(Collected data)
========
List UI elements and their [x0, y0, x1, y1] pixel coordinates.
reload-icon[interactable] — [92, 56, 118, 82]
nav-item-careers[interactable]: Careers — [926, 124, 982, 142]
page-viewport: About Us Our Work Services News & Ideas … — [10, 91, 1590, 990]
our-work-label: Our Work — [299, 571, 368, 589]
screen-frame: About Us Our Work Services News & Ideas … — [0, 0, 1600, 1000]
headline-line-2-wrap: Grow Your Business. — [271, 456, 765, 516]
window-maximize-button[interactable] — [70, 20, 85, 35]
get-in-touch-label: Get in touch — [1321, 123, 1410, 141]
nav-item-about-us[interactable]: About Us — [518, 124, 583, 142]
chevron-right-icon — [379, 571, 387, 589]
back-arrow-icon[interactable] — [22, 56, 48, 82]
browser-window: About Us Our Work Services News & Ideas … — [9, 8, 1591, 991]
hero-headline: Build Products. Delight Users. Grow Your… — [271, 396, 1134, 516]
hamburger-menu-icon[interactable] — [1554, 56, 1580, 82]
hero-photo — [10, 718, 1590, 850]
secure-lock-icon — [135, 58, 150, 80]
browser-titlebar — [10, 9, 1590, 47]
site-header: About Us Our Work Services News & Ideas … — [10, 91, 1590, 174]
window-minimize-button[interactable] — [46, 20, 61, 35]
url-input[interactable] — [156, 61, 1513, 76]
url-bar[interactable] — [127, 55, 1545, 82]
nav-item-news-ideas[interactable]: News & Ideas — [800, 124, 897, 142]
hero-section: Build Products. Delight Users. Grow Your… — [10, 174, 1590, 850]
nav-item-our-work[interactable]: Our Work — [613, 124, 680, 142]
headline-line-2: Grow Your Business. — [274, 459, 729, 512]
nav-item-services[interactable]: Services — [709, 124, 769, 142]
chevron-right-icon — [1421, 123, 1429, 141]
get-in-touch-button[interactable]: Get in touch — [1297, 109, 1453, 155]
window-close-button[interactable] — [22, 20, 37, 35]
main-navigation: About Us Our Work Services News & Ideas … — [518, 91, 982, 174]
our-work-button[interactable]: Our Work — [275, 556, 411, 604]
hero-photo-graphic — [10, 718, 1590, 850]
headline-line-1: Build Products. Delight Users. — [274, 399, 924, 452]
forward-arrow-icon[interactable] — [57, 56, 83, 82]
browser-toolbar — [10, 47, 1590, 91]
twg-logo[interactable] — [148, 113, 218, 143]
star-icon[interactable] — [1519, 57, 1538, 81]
========
(Problem) Put each non-blank line of the records into a JSON list of strings, one string per line.

(Response)
[
  "List UI elements and their [x0, y0, x1, y1] pixel coordinates.",
  "reload-icon[interactable] — [92, 56, 118, 82]",
  "nav-item-careers[interactable]: Careers — [926, 124, 982, 142]",
  "page-viewport: About Us Our Work Services News & Ideas … — [10, 91, 1590, 990]",
  "our-work-label: Our Work — [299, 571, 368, 589]",
  "screen-frame: About Us Our Work Services News & Ideas … — [0, 0, 1600, 1000]",
  "headline-line-2-wrap: Grow Your Business. — [271, 456, 765, 516]",
  "window-maximize-button[interactable] — [70, 20, 85, 35]",
  "get-in-touch-label: Get in touch — [1321, 123, 1410, 141]",
  "nav-item-about-us[interactable]: About Us — [518, 124, 583, 142]",
  "chevron-right-icon — [379, 571, 387, 589]",
  "back-arrow-icon[interactable] — [22, 56, 48, 82]",
  "browser-window: About Us Our Work Services News & Ideas … — [9, 8, 1591, 991]",
  "hero-headline: Build Products. Delight Users. Grow Your… — [271, 396, 1134, 516]",
  "hamburger-menu-icon[interactable] — [1554, 56, 1580, 82]",
  "hero-photo — [10, 718, 1590, 850]",
  "secure-lock-icon — [135, 58, 150, 80]",
  "browser-titlebar — [10, 9, 1590, 47]",
  "site-header: About Us Our Work Services News & Ideas … — [10, 91, 1590, 174]",
  "window-minimize-button[interactable] — [46, 20, 61, 35]",
  "url-input[interactable] — [156, 61, 1513, 76]",
  "url-bar[interactable] — [127, 55, 1545, 82]",
  "nav-item-news-ideas[interactable]: News & Ideas — [800, 124, 897, 142]",
  "hero-section: Build Products. Delight Users. Grow Your… — [10, 174, 1590, 850]",
  "nav-item-our-work[interactable]: Our Work — [613, 124, 680, 142]",
  "headline-line-2: Grow Your Business. — [274, 459, 729, 512]",
  "nav-item-services[interactable]: Services — [709, 124, 769, 142]",
  "chevron-right-icon — [1421, 123, 1429, 141]",
  "get-in-touch-button[interactable]: Get in touch — [1297, 109, 1453, 155]",
  "window-close-button[interactable] — [22, 20, 37, 35]",
  "main-navigation: About Us Our Work Services News & Ideas … — [518, 91, 982, 174]",
  "our-work-button[interactable]: Our Work — [275, 556, 411, 604]",
  "hero-photo-graphic — [10, 718, 1590, 850]",
  "headline-line-1: Build Products. Delight Users. — [274, 399, 924, 452]",
  "forward-arrow-icon[interactable] — [57, 56, 83, 82]",
  "browser-toolbar — [10, 47, 1590, 91]",
  "twg-logo[interactable] — [148, 113, 218, 143]",
  "star-icon[interactable] — [1519, 57, 1538, 81]"
]